Work to do: Where the line containing "Type out the text in this image." appears, begin retyping; continue exactly through the final line of the data. Omit every picture.
═════ Material provided ═════
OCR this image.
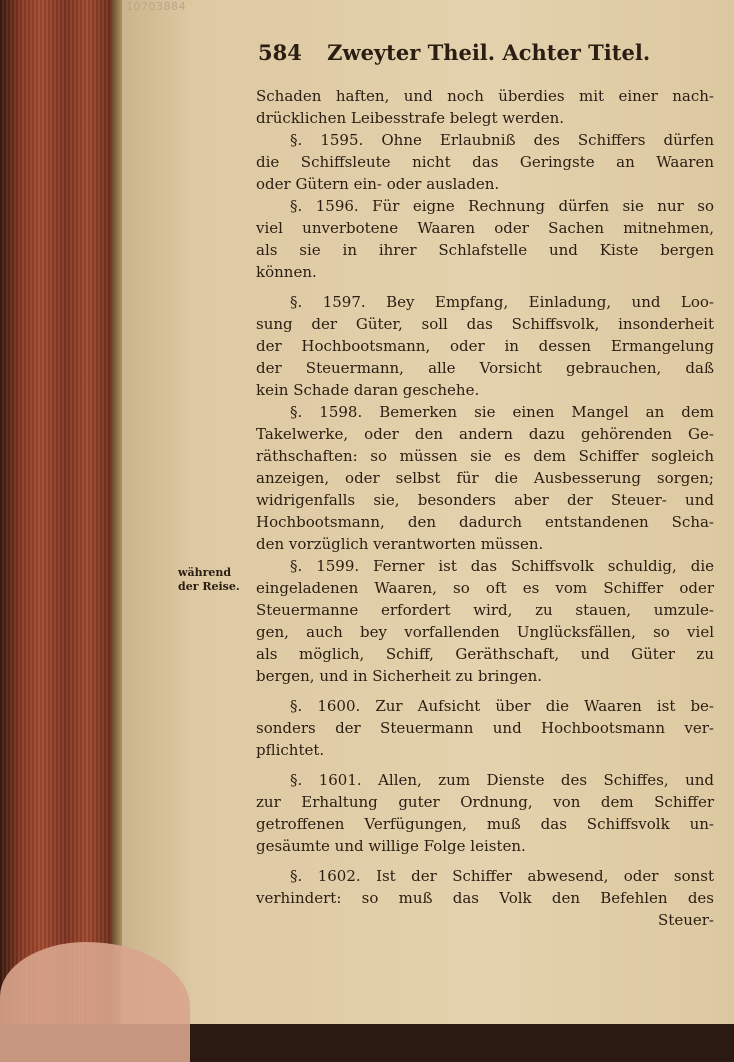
10703884
584 Zweyter Theil. Achter Titel.
während
der Reise.
Schaden haften, und noch überdies mit einer nach-
drücklichen Leibesstrafe belegt werden.
§. 1595. Ohne Erlaubniß des Schiffers dürfen
die Schiffsleute nicht das Geringste an Waaren
oder Gütern ein- oder ausladen.
§. 1596. Für eigne Rechnung dürfen sie nur so
viel unverbotene Waaren oder Sachen mitnehmen,
als sie in ihrer Schlafstelle und Kiste bergen
können.
§. 1597. Bey Empfang, Einladung, und Loo-
sung der Güter, soll das Schiffsvolk, insonderheit
der Hochbootsmann, oder in dessen Ermangelung
der Steuermann, alle Vorsicht gebrauchen, daß
kein Schade daran geschehe.
§. 1598. Bemerken sie einen Mangel an dem
Takelwerke, oder den andern dazu gehörenden Ge-
räthschaften: so müssen sie es dem Schiffer sogleich
anzeigen, oder selbst für die Ausbesserung sorgen;
widrigenfalls sie, besonders aber der Steuer- und
Hochbootsmann, den dadurch entstandenen Scha-
den vorzüglich verantworten müssen.
§. 1599. Ferner ist das Schiffsvolk schuldig, die
eingeladenen Waaren, so oft es vom Schiffer oder
Steuermanne erfordert wird, zu stauen, umzule-
gen, auch bey vorfallenden Unglücksfällen, so viel
als möglich, Schiff, Geräthschaft, und Güter zu
bergen, und in Sicherheit zu bringen.
§. 1600. Zur Aufsicht über die Waaren ist be-
sonders der Steuermann und Hochbootsmann ver-
pflichtet.
§. 1601. Allen, zum Dienste des Schiffes, und
zur Erhaltung guter Ordnung, von dem Schiffer
getroffenen Verfügungen, muß das Schiffsvolk un-
gesäumte und willige Folge leisten.
§. 1602. Ist der Schiffer abwesend, oder sonst
verhindert: so muß das Volk den Befehlen des
Steuer-
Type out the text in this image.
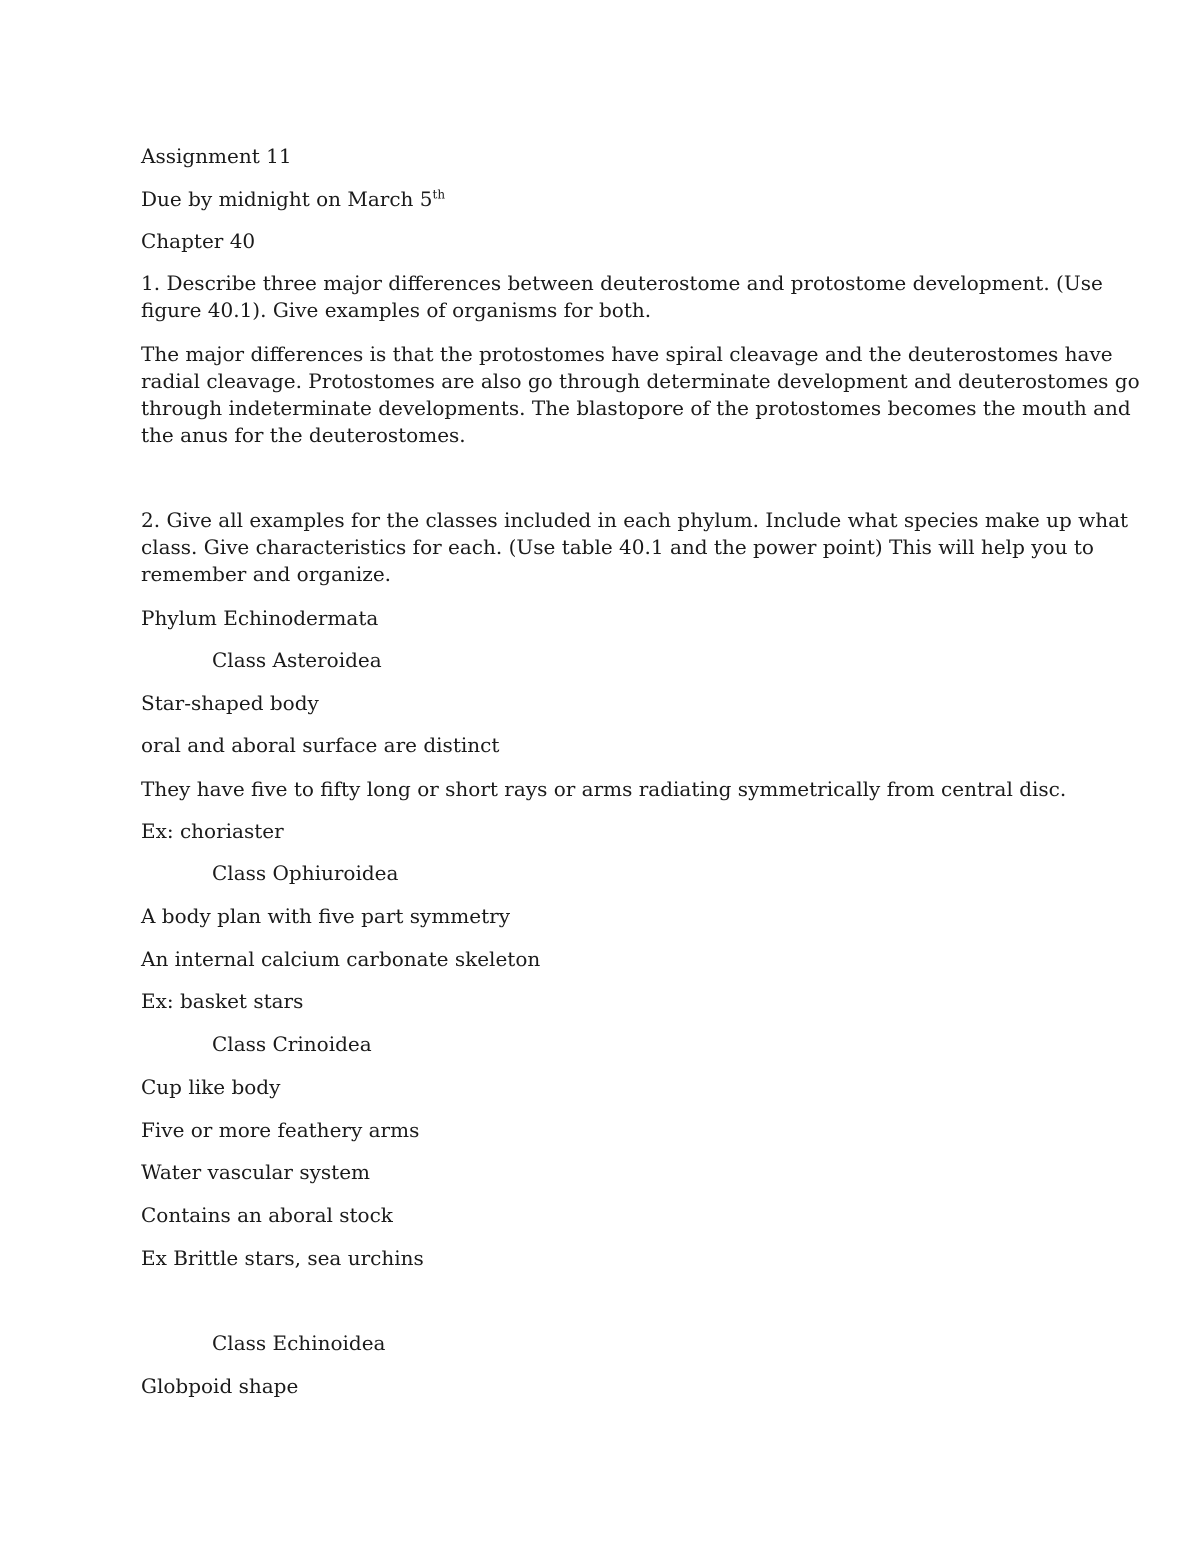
Assignment 11

Due by midnight on March 5th

Chapter 40

1. Describe three major differences between deuterostome and protostome development. (Use
figure 40.1). Give examples of organisms for both.
The major differences is that the protostomes have spiral cleavage and the deuterostomes have
radial cleavage. Protostomes are also go through determinate development and deuterostomes go
through indeterminate developments. The blastopore of the protostomes becomes the mouth and
the anus for the deuterostomes.
2. Give all examples for the classes included in each phylum. Include what species make up what
class. Give characteristics for each. (Use table 40.1 and the power point) This will help you to
remember and organize.

Phylum Echinodermata

Class Asteroidea

Star-shaped body

oral and aboral surface are distinct

They have five to fifty long or short rays or arms radiating symmetrically from central disc.

Ex: choriaster

Class Ophiuroidea

A body plan with five part symmetry

An internal calcium carbonate skeleton

Ex: basket stars

Class Crinoidea

Cup like body

Five or more feathery arms

Water vascular system

Contains an aboral stock

Ex Brittle stars, sea urchins

Class Echinoidea

Globpoid shape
═════
Solution to the exercise:
Type out the text in this image.
Assignment 11

Due by midnight on March 5th

Chapter 40

1. Describe three major differences between deuterostome and protostome development. (Use
figure 40.1). Give examples of organisms for both.
The major differences is that the protostomes have spiral cleavage and the deuterostomes have
radial cleavage. Protostomes are also go through determinate development and deuterostomes go
through indeterminate developments. The blastopore of the protostomes becomes the mouth and
the anus for the deuterostomes.
2. Give all examples for the classes included in each phylum. Include what species make up what
class. Give characteristics for each. (Use table 40.1 and the power point) This will help you to
remember and organize.

Phylum Echinodermata

Class Asteroidea

Star-shaped body

oral and aboral surface are distinct

They have five to fifty long or short rays or arms radiating symmetrically from central disc.

Ex: choriaster

Class Ophiuroidea

A body plan with five part symmetry

An internal calcium carbonate skeleton

Ex: basket stars

Class Crinoidea

Cup like body

Five or more feathery arms

Water vascular system

Contains an aboral stock

Ex Brittle stars, sea urchins

Class Echinoidea

Globpoid shape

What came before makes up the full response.